WORK REQUIRED:
Pick out each line of the records in which the word "보험계약자" appears.

GIVEN ENTRIES:
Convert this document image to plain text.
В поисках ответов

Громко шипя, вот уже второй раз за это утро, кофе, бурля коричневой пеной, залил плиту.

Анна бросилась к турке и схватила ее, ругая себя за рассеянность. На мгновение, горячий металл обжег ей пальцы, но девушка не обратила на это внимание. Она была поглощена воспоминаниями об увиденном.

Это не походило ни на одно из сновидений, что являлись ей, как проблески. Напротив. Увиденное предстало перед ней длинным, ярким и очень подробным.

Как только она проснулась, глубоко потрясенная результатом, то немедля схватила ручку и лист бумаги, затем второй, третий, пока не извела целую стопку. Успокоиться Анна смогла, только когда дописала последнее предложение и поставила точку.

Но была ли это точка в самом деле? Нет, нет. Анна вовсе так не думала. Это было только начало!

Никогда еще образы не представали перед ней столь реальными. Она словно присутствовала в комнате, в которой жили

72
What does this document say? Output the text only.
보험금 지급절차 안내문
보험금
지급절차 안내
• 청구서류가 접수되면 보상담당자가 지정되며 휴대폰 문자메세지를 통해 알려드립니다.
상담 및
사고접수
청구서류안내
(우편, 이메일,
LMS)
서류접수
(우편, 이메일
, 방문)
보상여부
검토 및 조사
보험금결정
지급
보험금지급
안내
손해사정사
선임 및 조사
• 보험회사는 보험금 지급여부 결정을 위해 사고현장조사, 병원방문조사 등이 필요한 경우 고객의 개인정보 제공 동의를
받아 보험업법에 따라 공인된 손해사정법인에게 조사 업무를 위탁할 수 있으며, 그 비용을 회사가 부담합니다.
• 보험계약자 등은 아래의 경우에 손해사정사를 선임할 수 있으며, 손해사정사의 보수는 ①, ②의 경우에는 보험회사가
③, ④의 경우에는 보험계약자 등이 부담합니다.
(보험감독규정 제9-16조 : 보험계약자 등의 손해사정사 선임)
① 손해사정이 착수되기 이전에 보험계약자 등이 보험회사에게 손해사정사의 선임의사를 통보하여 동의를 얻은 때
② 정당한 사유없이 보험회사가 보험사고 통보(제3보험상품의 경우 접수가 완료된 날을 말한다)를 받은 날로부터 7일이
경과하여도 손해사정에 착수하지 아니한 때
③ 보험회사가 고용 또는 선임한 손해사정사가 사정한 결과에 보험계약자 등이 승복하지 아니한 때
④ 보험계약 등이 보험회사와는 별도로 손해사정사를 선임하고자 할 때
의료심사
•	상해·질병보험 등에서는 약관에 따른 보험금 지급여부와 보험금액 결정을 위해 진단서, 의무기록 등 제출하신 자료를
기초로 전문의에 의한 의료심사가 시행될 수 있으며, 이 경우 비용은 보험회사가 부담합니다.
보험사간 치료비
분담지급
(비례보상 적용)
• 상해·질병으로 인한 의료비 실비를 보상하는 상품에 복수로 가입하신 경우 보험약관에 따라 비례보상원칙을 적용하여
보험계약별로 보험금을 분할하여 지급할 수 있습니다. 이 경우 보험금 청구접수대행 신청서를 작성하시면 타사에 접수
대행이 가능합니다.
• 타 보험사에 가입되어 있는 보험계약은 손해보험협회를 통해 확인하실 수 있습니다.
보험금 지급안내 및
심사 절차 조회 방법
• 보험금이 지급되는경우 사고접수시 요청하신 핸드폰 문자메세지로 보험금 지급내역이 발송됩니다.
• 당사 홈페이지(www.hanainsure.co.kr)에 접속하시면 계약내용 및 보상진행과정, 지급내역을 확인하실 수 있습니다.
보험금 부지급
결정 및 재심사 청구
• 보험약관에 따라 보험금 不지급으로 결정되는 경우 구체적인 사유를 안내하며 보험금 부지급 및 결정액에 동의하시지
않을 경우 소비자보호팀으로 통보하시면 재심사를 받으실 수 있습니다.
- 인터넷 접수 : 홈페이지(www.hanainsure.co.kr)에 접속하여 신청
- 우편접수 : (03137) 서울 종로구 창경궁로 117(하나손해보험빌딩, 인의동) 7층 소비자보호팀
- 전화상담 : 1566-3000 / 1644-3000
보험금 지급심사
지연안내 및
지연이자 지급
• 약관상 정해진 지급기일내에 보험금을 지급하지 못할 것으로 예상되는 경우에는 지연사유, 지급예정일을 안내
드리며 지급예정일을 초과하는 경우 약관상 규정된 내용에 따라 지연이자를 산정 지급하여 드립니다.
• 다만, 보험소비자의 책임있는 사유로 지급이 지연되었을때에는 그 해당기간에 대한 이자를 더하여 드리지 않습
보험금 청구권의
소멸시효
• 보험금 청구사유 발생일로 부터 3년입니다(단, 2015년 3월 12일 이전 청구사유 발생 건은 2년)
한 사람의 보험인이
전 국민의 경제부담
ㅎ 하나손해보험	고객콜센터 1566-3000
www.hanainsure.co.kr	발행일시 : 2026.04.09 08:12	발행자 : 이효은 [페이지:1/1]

CORRECT RESPONSE:
• 보험계약자 등은 아래의 경우에 손해사정사를 선임할 수 있으며, 손해사정사의 보수는 ①, ②의 경우에는 보험회사가
③, ④의 경우에는 보험계약자 등이 부담합니다.
(보험감독규정 제9-16조 : 보험계약자 등의 손해사정사 선임)
① 손해사정이 착수되기 이전에 보험계약자 등이 보험회사에게 손해사정사의 선임의사를 통보하여 동의를 얻은 때
③ 보험회사가 고용 또는 선임한 손해사정사가 사정한 결과에 보험계약자 등이 승복하지 아니한 때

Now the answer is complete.